----- Dataset records -----
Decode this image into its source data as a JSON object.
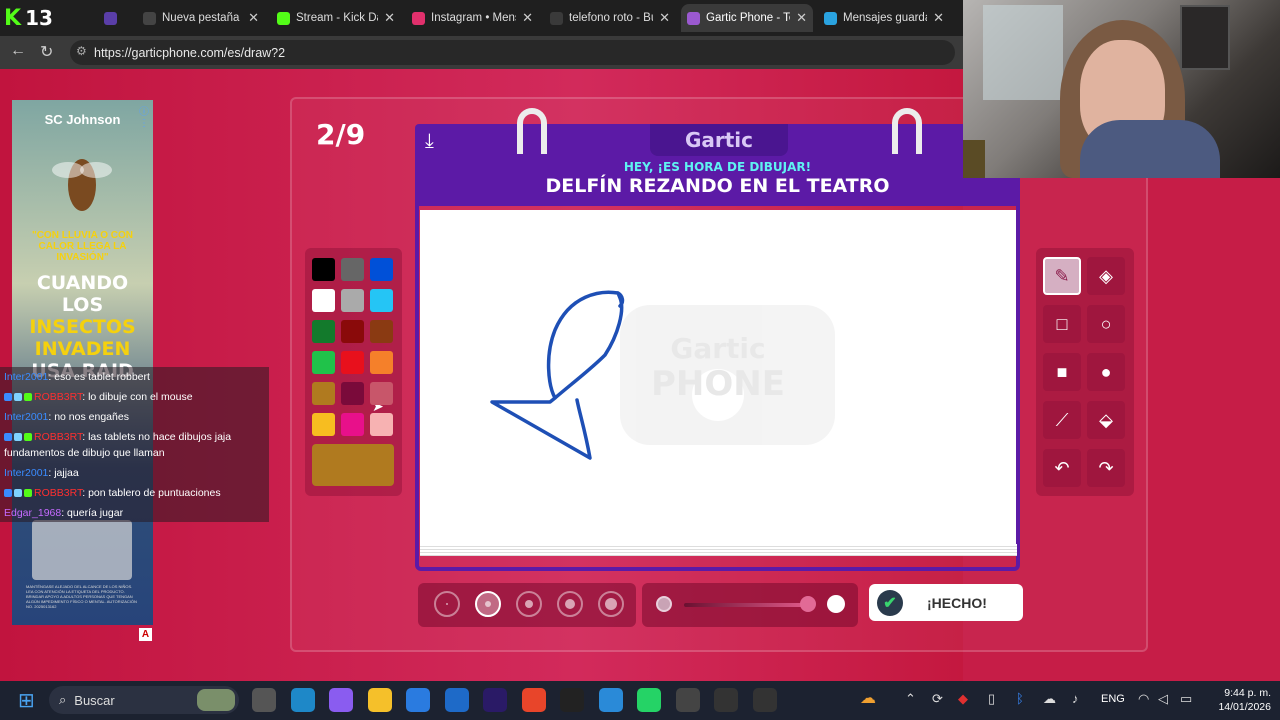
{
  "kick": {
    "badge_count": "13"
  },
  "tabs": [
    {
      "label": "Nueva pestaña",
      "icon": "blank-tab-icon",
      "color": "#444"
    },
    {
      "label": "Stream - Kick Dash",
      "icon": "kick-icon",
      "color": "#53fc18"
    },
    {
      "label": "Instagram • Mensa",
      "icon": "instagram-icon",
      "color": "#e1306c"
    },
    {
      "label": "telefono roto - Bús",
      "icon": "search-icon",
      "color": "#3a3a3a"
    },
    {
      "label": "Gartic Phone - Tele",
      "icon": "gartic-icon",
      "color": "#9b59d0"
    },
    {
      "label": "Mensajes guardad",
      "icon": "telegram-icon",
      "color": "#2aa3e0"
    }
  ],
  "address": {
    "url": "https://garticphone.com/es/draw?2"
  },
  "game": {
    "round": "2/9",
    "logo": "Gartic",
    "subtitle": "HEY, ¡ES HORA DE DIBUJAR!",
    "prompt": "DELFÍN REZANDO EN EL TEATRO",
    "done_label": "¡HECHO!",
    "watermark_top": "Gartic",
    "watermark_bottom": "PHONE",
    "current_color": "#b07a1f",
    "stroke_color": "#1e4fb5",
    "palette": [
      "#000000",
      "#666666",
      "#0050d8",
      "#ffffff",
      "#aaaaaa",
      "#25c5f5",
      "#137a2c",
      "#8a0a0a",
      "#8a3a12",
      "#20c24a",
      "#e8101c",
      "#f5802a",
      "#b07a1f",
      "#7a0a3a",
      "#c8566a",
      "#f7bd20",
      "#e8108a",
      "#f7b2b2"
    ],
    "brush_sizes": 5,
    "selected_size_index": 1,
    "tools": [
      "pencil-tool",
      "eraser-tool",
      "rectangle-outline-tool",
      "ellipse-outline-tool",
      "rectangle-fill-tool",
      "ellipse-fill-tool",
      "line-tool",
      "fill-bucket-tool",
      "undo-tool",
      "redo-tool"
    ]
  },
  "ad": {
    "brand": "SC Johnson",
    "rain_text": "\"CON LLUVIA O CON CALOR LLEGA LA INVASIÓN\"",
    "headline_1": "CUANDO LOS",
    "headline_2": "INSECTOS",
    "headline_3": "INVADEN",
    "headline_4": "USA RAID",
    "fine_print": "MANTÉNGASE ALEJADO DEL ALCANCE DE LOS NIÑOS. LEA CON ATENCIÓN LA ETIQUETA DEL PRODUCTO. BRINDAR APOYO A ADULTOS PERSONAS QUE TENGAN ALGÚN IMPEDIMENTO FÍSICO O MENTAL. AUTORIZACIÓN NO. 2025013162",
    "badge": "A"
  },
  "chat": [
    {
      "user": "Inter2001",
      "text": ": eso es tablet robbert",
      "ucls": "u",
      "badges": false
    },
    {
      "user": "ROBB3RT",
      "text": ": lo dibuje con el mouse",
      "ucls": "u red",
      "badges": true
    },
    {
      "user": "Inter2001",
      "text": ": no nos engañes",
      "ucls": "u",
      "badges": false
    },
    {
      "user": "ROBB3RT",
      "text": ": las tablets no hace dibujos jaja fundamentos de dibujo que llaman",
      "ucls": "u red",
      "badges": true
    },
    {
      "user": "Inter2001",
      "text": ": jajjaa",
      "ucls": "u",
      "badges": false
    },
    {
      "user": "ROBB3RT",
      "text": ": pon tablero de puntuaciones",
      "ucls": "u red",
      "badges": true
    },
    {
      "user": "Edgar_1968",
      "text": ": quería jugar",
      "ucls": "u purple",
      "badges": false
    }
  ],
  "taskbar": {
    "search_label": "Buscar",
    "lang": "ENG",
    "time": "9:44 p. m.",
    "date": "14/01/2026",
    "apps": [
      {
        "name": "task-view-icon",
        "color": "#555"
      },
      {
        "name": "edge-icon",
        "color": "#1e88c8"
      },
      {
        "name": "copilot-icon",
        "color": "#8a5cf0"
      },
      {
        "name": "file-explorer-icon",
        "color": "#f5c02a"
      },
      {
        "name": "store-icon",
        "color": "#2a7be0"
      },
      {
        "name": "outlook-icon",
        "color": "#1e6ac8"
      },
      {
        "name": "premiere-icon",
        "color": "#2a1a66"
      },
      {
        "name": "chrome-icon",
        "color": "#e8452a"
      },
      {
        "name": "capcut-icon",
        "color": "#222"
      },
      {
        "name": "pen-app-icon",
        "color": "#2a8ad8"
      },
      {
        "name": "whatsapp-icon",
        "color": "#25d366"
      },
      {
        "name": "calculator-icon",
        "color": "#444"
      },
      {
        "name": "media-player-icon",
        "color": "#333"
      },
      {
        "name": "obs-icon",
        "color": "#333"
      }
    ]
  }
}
-----
----- Dataset records -----
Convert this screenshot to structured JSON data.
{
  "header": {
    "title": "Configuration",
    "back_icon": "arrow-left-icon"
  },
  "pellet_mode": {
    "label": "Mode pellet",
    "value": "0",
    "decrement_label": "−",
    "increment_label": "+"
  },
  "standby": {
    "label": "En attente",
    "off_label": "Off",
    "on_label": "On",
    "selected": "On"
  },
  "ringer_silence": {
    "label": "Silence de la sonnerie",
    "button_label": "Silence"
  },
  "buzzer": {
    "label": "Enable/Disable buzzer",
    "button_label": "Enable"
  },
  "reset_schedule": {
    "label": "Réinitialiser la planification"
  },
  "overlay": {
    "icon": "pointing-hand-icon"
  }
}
-----
----- Dataset records -----
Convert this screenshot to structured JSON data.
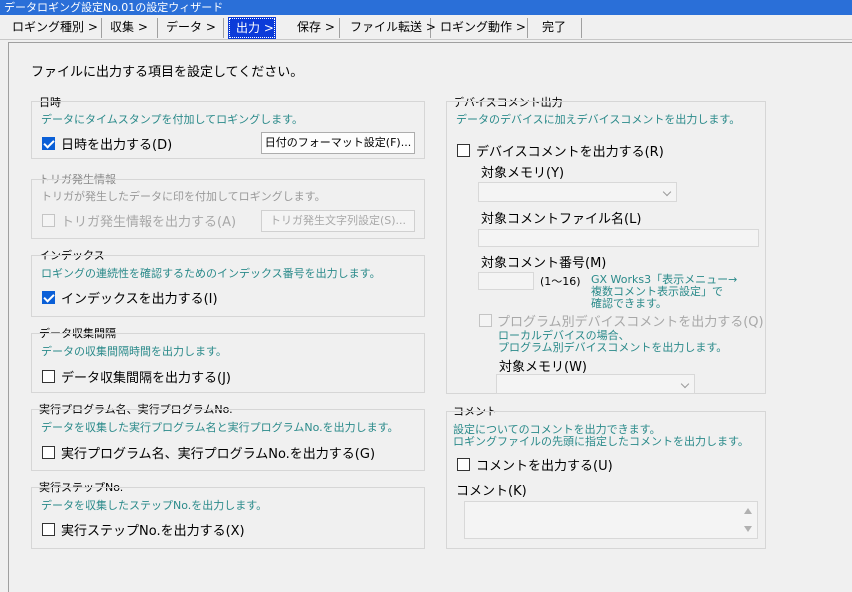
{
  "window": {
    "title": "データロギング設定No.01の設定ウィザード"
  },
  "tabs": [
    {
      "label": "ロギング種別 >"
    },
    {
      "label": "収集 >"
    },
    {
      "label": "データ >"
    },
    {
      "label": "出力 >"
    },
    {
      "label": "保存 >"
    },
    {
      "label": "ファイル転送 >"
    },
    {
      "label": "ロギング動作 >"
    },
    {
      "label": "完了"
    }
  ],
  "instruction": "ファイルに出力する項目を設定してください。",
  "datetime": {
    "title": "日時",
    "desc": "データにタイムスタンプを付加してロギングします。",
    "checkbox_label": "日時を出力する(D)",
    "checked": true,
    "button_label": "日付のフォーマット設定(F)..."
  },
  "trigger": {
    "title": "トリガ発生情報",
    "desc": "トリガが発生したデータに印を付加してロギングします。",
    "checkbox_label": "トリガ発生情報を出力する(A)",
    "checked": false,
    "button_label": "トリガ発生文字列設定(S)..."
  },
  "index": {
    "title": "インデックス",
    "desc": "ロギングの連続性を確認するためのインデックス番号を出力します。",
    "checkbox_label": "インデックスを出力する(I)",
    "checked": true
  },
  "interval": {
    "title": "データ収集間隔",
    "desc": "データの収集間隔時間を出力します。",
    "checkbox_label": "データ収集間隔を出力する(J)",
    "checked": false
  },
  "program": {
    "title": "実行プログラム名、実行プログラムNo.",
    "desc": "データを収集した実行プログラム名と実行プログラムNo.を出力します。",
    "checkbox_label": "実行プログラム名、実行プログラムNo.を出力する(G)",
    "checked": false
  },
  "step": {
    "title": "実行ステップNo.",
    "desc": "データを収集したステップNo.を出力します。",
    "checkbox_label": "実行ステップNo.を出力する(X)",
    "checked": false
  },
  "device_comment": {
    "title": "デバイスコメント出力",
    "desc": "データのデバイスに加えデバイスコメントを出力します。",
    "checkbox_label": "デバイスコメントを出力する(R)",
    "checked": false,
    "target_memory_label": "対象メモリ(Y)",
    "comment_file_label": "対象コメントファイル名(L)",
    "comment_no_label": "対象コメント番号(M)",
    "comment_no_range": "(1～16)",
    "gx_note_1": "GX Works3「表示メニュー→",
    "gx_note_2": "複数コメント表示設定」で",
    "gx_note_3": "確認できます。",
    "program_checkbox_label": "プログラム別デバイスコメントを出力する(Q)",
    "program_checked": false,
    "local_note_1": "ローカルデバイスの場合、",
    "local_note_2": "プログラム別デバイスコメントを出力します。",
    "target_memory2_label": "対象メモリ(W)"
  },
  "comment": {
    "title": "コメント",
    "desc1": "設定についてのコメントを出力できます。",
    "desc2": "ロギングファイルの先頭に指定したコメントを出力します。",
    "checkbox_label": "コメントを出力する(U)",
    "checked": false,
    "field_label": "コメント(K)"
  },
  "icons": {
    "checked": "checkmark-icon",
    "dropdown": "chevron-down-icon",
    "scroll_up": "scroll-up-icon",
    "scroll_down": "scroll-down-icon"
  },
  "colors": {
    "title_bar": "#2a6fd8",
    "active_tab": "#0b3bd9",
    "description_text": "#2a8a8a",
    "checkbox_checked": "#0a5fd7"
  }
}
-----
## The task
Pick out the lines containing the string "ellipse".

## Result of the exercise
      "ellipse-outline-tool",
      "ellipse-fill-tool",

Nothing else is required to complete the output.